Text to read:
»»

Manmohan Singh: Post-consumer textile waste is shredded and mechanically processed into a uniform blend that can be spun as Liva Reviva M. The process avoids extra water or chemical use and consumes lower energy. The result: a uniform fibre compatible with OE spinning, designed for 100% use or blends with organic cotton, rPET, or dope-dyed fibre—enabling true circular scalability.
Mechanically recycled fibres often face concerns around consistency, hand-feel, and durability. How have you ensured that Liva Reviva M retains the premium qualities expected by brands while still incorporating up to 50 per cent waste content?
Manmohan Singh: By creating a consistent, uniform blend at the fibre stage rather than the fabric stage. This engineering ensures smooth processing and retains the softness, strength, and premium hand-feel of traditional MMCFs, even with up to 50% recycled content.

««

Records:
»»

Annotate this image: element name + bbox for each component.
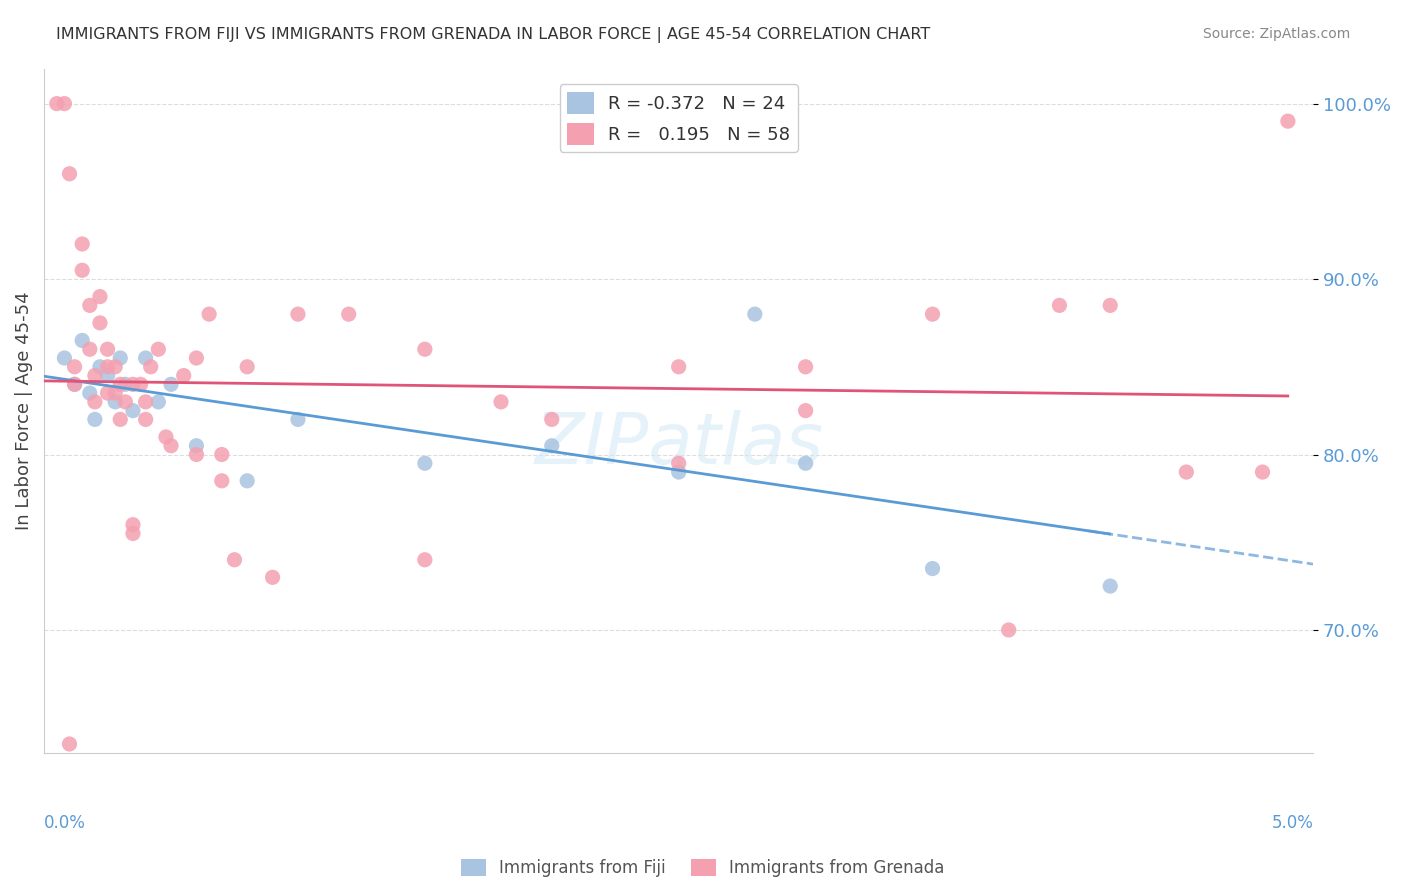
Text: 5.0%: 5.0% [1271, 814, 1313, 832]
Point [63, 359, 86, 374]
Point [287, 412, 309, 426]
Point [83, 368, 105, 383]
Point [921, 307, 943, 321]
Point [413, 553, 436, 567]
Point [337, 307, 360, 321]
Y-axis label: In Labor Force | Age 45-54: In Labor Force | Age 45-54 [15, 292, 32, 530]
Point [70, 263, 93, 277]
Point [160, 439, 183, 453]
Point [1099, 579, 1122, 593]
Point [668, 465, 690, 479]
Point [70, 237, 93, 252]
Point [744, 307, 766, 321]
Point [79, 298, 101, 312]
Point [1175, 465, 1198, 479]
Point [110, 377, 132, 392]
Point [186, 439, 208, 453]
Point [53, 96, 76, 111]
Text: ZIPatlas: ZIPatlas [534, 410, 823, 479]
Point [287, 307, 309, 321]
Point [122, 377, 145, 392]
Point [114, 377, 136, 392]
Point [997, 623, 1019, 637]
Point [89, 290, 111, 304]
Point [160, 377, 183, 392]
Point [236, 474, 259, 488]
Point [104, 395, 127, 409]
Point [45, 96, 67, 111]
Point [97, 343, 120, 357]
Point [104, 359, 127, 374]
Point [668, 456, 690, 470]
Point [262, 570, 284, 584]
Point [794, 403, 817, 417]
Point [139, 359, 162, 374]
Point [198, 307, 221, 321]
Point [135, 351, 157, 365]
Text: 0.0%: 0.0% [44, 814, 86, 832]
Legend: Immigrants from Fiji, Immigrants from Grenada: Immigrants from Fiji, Immigrants from Gr… [454, 852, 952, 884]
Point [236, 359, 259, 374]
Point [122, 403, 145, 417]
Point [155, 430, 177, 444]
Point [540, 412, 562, 426]
Point [122, 526, 145, 541]
Legend: R = -0.372   N = 24, R =   0.195   N = 58: R = -0.372 N = 24, R = 0.195 N = 58 [560, 85, 797, 152]
Point [58, 737, 80, 751]
Point [668, 359, 690, 374]
Point [89, 316, 111, 330]
Point [63, 377, 86, 392]
Point [135, 395, 157, 409]
Point [58, 167, 80, 181]
Point [53, 351, 76, 365]
Point [70, 334, 93, 348]
Point [173, 368, 195, 383]
Point [489, 395, 512, 409]
Point [1251, 465, 1274, 479]
Point [110, 351, 132, 365]
Point [794, 359, 817, 374]
Point [97, 386, 120, 401]
Text: IMMIGRANTS FROM FIJI VS IMMIGRANTS FROM GRENADA IN LABOR FORCE | AGE 45-54 CORRE: IMMIGRANTS FROM FIJI VS IMMIGRANTS FROM … [56, 27, 931, 43]
Point [413, 343, 436, 357]
Point [1277, 114, 1299, 128]
Point [186, 448, 208, 462]
Point [97, 368, 120, 383]
Point [89, 359, 111, 374]
Point [224, 553, 246, 567]
Point [63, 377, 86, 392]
Point [413, 456, 436, 470]
Point [148, 343, 170, 357]
Point [211, 448, 233, 462]
Point [540, 439, 562, 453]
Point [921, 561, 943, 575]
Point [83, 412, 105, 426]
Point [79, 386, 101, 401]
Point [1099, 298, 1122, 312]
Point [114, 395, 136, 409]
Point [122, 517, 145, 532]
Point [186, 351, 208, 365]
Point [794, 456, 817, 470]
Point [135, 412, 157, 426]
Point [97, 359, 120, 374]
Point [83, 395, 105, 409]
Point [104, 386, 127, 401]
Point [1049, 298, 1071, 312]
Point [211, 474, 233, 488]
Point [79, 343, 101, 357]
Point [148, 395, 170, 409]
Point [110, 412, 132, 426]
Point [129, 377, 152, 392]
Text: Source: ZipAtlas.com: Source: ZipAtlas.com [1202, 27, 1350, 41]
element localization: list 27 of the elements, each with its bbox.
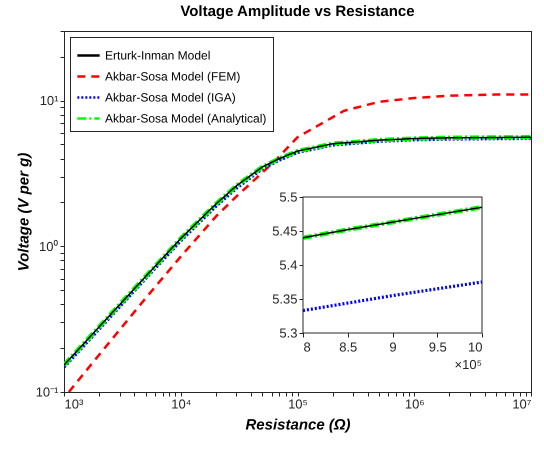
y-tick-label: 5.4 xyxy=(279,258,298,272)
legend-label: Erturk-Inman Model xyxy=(105,48,210,62)
line-series xyxy=(301,280,484,312)
legend-label: Akbar-Sosa Model (IGA) xyxy=(105,90,236,104)
y-axis-title: Voltage (V per g) xyxy=(16,152,33,272)
y-tick-label: 10¹ xyxy=(40,93,60,108)
legend-label: Akbar-Sosa Model (FEM) xyxy=(105,70,240,84)
x-tick-label: 10⁷ xyxy=(512,396,532,412)
y-tick-label: 5.5 xyxy=(279,190,298,204)
y-tick-label: 5.3 xyxy=(279,326,298,340)
x-tick-label: 8 xyxy=(304,340,311,354)
y-tick-label: 10⁻¹ xyxy=(36,384,60,400)
x-tick-label: 10⁶ xyxy=(404,396,425,412)
chart-title: Voltage Amplitude vs Resistance xyxy=(180,3,415,20)
annotation: ×10⁵ xyxy=(454,357,482,372)
x-axis-title: Resistance (Ω) xyxy=(245,416,351,434)
x-tick-label: 9.5 xyxy=(428,340,447,354)
y-tick-label: 10⁰ xyxy=(39,238,58,254)
x-tick-label: 8.5 xyxy=(339,340,358,354)
x-tick-label: 10 xyxy=(468,340,482,354)
legend-label: Akbar-Sosa Model (Analytical) xyxy=(105,112,266,126)
y-tick-label: 5.45 xyxy=(272,224,298,238)
x-tick-label: 10⁵ xyxy=(288,396,308,412)
x-tick-label: 10³ xyxy=(64,396,84,412)
x-tick-label: 10⁴ xyxy=(171,396,192,412)
y-tick-label: 5.35 xyxy=(272,292,298,306)
x-tick-label: 9 xyxy=(389,340,397,354)
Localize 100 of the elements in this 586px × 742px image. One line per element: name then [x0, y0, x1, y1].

««

Tasks and exercises:
**a.** Answer these questions using the interview on Liva Reviva M, one line each:
(i) What type of spinning is the fiber compatible with?
(ii) Up to what share of recycled content does the fiber keep its premium qualities?
(iii) At which stage is the uniform blend created instead of the fabric stage?
**b.** Take the interview on Liva Reviva M further from its last answer, keeping the same question-and-answer form.

Results for the exercise:
**a.**
(i) OE spinning
(ii) Up to 50 per cent
(iii) At the fiber stage

**b.**
Circular fashion sounds ideal in theory, but the collection and segregation of textile waste in India remain rudimentary. How are you closing that loop on the ground—are you partnering with recyclers, brands, or municipalities to ensure a steady, traceable waste stream?
Manmohan Singh: We’re building partnerships across the ecosystem — with recyclers, innovators, and brands — to secure traceable waste streams. Circularity only works when collaboration spans from collection to conversion, and that’s the ecosystem we’re strengthening.
Many companies are experimenting with chemical recycling, while you’ve opted for a mechanical route here. What guided that choice, and what trade-offs come with it in terms of scalability, cost, and environmental footprint?
Manmohan Singh: Both routes have a role to play. Mechanical recycling is resource-efficient and ideal for certain waste streams; chemical recycling is more suited to fibre purification. Reviva M complements our chemical solutions, offering brands a scalable, low-impact pathway to circular products.